### What to do
Track down every line below that holds "this" and copy it.

begin Entries supplied

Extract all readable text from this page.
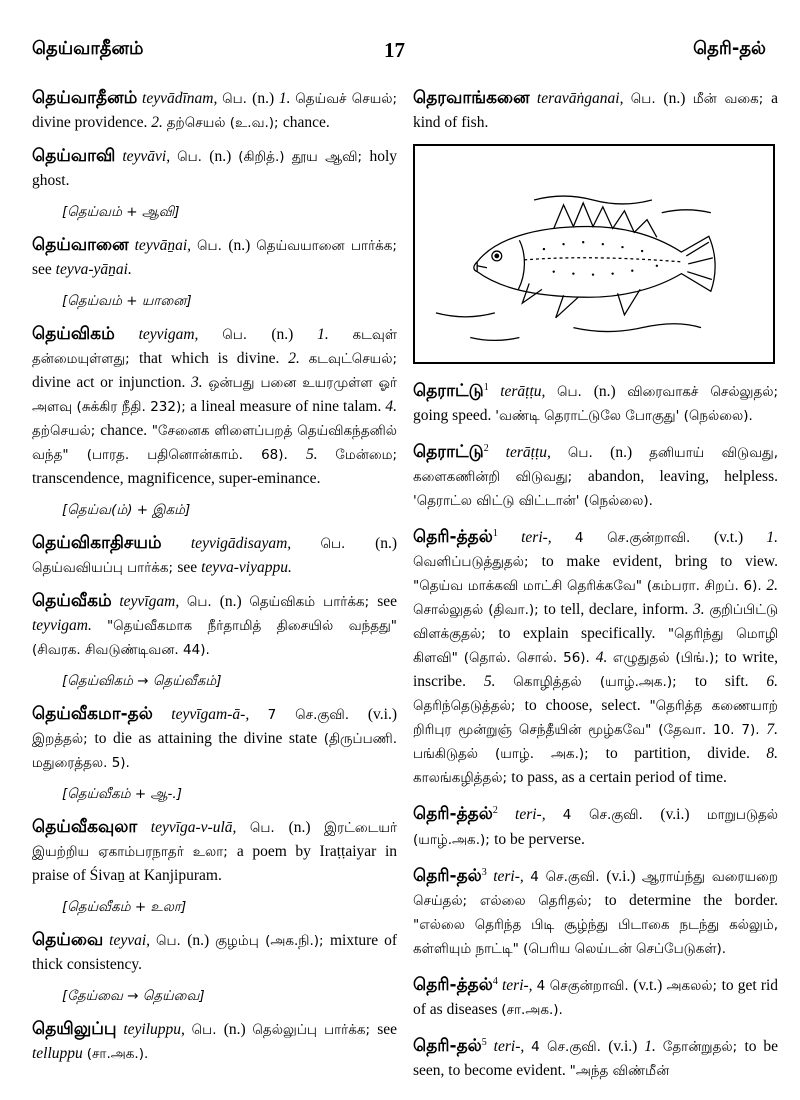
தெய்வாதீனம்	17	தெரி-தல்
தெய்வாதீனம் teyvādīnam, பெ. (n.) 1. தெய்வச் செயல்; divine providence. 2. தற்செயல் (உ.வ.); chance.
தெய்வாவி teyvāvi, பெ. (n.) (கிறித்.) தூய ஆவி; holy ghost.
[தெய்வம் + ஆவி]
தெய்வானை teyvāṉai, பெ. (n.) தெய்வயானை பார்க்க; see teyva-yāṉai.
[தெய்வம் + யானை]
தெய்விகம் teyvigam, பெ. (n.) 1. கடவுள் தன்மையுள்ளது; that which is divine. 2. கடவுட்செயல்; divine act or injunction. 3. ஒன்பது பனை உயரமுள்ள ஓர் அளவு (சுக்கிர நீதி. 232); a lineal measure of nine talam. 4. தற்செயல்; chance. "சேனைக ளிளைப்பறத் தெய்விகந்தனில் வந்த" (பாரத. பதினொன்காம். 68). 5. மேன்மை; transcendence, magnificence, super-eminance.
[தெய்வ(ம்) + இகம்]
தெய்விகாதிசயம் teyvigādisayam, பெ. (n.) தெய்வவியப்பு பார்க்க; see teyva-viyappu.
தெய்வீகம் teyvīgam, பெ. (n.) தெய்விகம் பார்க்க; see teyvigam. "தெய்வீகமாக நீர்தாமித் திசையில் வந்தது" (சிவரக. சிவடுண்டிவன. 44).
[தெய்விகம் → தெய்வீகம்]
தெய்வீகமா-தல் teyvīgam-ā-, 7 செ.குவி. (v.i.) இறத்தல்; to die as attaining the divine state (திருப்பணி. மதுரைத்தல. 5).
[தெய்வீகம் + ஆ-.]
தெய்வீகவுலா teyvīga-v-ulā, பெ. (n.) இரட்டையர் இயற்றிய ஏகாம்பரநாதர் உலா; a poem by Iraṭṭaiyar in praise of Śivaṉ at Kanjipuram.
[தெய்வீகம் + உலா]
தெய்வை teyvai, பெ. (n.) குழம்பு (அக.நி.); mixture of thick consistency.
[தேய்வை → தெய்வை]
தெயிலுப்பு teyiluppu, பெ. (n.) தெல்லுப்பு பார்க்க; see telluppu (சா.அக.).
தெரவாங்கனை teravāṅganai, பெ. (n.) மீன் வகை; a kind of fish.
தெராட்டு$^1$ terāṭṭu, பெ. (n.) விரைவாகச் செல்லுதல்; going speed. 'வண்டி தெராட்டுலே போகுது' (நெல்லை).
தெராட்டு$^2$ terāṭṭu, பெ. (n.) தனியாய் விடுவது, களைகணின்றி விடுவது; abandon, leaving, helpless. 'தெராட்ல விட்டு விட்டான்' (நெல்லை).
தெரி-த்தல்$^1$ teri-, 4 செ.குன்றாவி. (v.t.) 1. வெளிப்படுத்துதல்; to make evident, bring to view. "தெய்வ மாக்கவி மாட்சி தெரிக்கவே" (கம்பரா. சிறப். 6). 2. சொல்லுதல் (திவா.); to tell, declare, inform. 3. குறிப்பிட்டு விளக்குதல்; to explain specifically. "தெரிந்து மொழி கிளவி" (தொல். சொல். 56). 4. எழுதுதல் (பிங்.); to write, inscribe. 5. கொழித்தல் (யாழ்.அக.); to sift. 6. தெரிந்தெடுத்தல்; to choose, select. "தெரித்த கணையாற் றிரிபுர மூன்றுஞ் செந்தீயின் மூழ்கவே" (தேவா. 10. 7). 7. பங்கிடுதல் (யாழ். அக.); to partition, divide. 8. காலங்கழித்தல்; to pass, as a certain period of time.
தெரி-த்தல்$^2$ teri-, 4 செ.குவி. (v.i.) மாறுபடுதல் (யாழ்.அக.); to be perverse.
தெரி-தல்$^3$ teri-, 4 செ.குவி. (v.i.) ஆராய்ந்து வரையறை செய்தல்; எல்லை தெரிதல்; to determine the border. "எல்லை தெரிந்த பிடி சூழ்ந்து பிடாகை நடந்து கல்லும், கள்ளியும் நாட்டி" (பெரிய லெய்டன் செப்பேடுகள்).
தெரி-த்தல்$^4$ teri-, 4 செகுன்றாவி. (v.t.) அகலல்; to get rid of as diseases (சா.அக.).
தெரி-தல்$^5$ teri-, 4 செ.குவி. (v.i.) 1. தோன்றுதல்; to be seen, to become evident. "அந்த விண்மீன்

end Entries supplied
begin Entries supplied

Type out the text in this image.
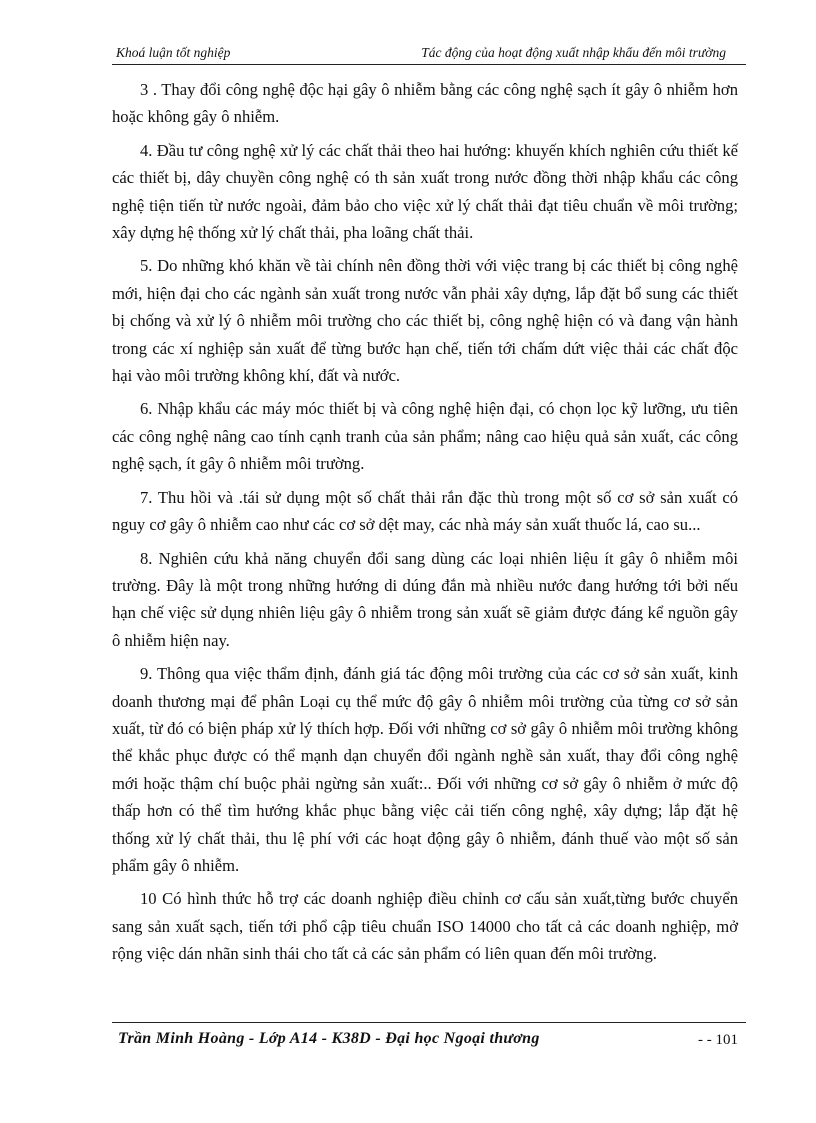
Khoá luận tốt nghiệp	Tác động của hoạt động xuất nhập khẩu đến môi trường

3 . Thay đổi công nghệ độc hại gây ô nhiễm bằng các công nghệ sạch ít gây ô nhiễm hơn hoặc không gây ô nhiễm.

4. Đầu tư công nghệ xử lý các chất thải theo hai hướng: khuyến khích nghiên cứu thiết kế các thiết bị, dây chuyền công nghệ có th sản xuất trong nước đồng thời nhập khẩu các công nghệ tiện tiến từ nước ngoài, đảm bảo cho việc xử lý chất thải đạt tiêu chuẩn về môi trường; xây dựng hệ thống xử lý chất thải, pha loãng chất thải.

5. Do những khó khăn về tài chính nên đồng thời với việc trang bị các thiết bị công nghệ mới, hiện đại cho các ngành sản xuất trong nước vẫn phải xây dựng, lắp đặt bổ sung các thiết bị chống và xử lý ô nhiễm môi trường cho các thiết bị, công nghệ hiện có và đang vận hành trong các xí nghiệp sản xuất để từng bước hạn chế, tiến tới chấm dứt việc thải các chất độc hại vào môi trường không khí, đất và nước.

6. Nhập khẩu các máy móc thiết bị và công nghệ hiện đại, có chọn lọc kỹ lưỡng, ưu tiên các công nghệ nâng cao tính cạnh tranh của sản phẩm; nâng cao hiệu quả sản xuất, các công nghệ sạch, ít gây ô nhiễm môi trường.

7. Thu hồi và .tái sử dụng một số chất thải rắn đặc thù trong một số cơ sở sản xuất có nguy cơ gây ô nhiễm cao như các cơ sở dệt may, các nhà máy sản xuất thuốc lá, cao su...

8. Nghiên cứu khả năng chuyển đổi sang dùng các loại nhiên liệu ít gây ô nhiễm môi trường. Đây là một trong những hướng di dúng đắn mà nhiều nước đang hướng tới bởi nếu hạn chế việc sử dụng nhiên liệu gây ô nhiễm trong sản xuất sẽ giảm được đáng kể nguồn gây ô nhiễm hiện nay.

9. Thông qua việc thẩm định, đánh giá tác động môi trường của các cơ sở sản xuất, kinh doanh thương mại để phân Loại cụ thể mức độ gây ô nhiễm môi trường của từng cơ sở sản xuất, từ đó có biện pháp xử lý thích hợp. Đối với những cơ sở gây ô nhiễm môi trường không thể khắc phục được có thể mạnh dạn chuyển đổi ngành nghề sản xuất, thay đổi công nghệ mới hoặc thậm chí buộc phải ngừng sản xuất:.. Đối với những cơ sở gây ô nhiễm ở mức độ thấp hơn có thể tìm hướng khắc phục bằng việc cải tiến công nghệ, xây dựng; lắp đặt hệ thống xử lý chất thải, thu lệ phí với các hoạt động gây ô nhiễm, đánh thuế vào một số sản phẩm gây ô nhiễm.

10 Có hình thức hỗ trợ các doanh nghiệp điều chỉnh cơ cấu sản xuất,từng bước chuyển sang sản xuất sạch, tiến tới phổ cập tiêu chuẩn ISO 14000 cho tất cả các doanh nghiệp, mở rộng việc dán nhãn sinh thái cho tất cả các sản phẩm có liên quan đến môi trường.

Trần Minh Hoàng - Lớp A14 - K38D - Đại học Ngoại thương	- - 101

end Entries supplied

### Output
Extract all readable text from this page.
Type out the text in this image.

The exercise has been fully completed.